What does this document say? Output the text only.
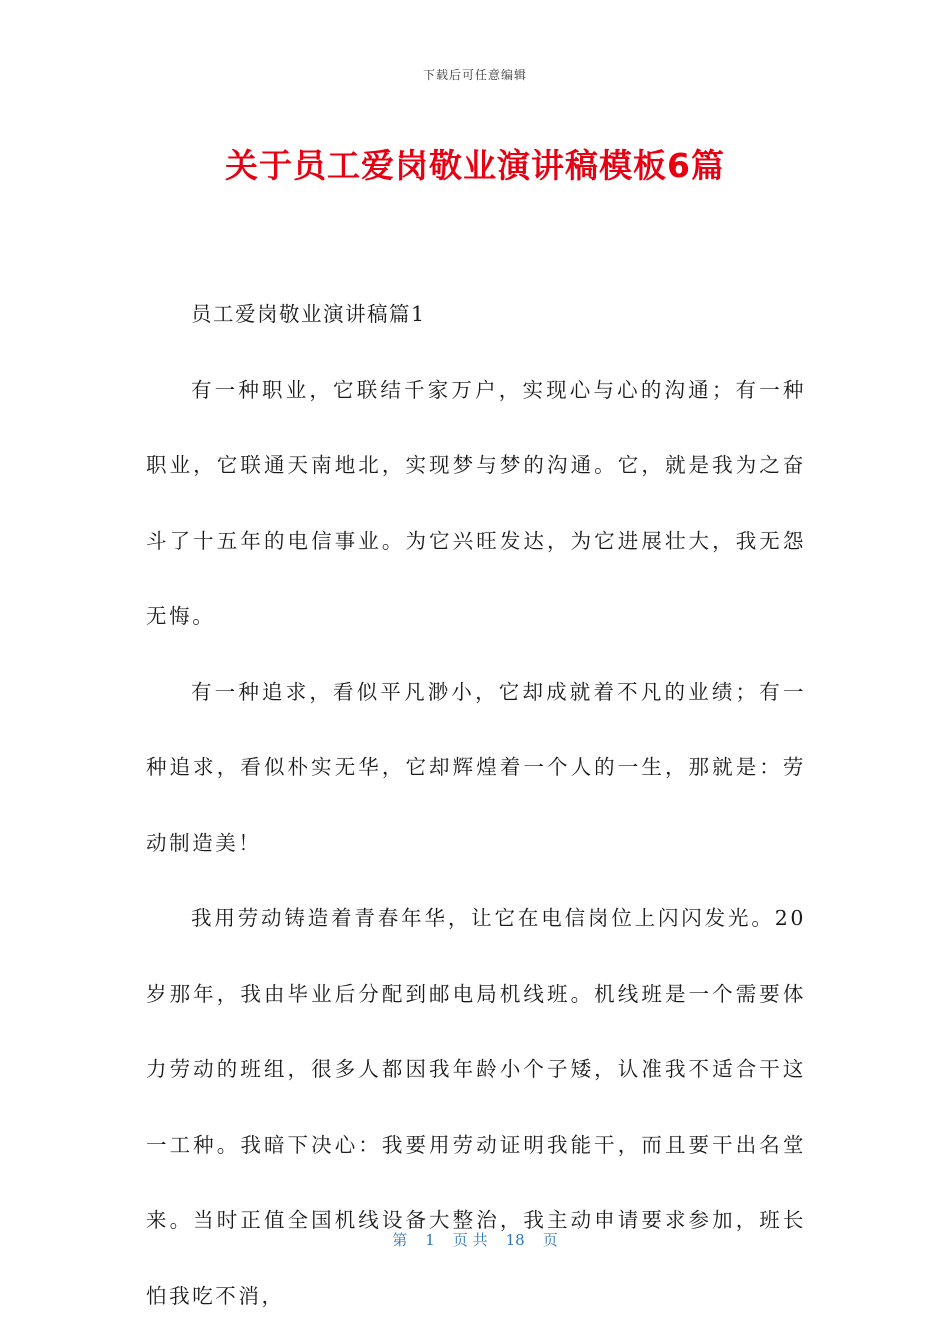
下载后可任意编辑
关于员工爱岗敬业演讲稿模板6篇

员工爱岗敬业演讲稿篇1

有一种职业，它联结千家万户，实现心与心的沟通；有一种职业，它联通天南地北，实现梦与梦的沟通。它，就是我为之奋斗了十五年的电信事业。为它兴旺发达，为它进展壮大，我无怨无悔。

有一种追求，看似平凡渺小，它却成就着不凡的业绩；有一种追求，看似朴实无华，它却辉煌着一个人的一生，那就是：劳动制造美！

我用劳动铸造着青春年华，让它在电信岗位上闪闪发光。20岁那年，我由毕业后分配到邮电局机线班。机线班是一个需要体力劳动的班组，很多人都因我年龄小个子矮，认准我不适合干这一工种。我暗下决心：我要用劳动证明我能干，而且要干出名堂来。当时正值全国机线设备大整治，我主动申请要求参加，班长怕我吃不消，

第 1 页 共 18 页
•••••
Give the material again exactly as it is, but keep the pictures out.

TASK OUTPUT:
What does this document say? Output the text only.
下载后可任意编辑
关于员工爱岗敬业演讲稿模板6篇

员工爱岗敬业演讲稿篇1

有一种职业，它联结千家万户，实现心与心的沟通；有一种职业，它联通天南地北，实现梦与梦的沟通。它，就是我为之奋斗了十五年的电信事业。为它兴旺发达，为它进展壮大，我无怨无悔。

有一种追求，看似平凡渺小，它却成就着不凡的业绩；有一种追求，看似朴实无华，它却辉煌着一个人的一生，那就是：劳动制造美！

我用劳动铸造着青春年华，让它在电信岗位上闪闪发光。20岁那年，我由毕业后分配到邮电局机线班。机线班是一个需要体力劳动的班组，很多人都因我年龄小个子矮，认准我不适合干这一工种。我暗下决心：我要用劳动证明我能干，而且要干出名堂来。当时正值全国机线设备大整治，我主动申请要求参加，班长怕我吃不消，

第 1 页 共 18 页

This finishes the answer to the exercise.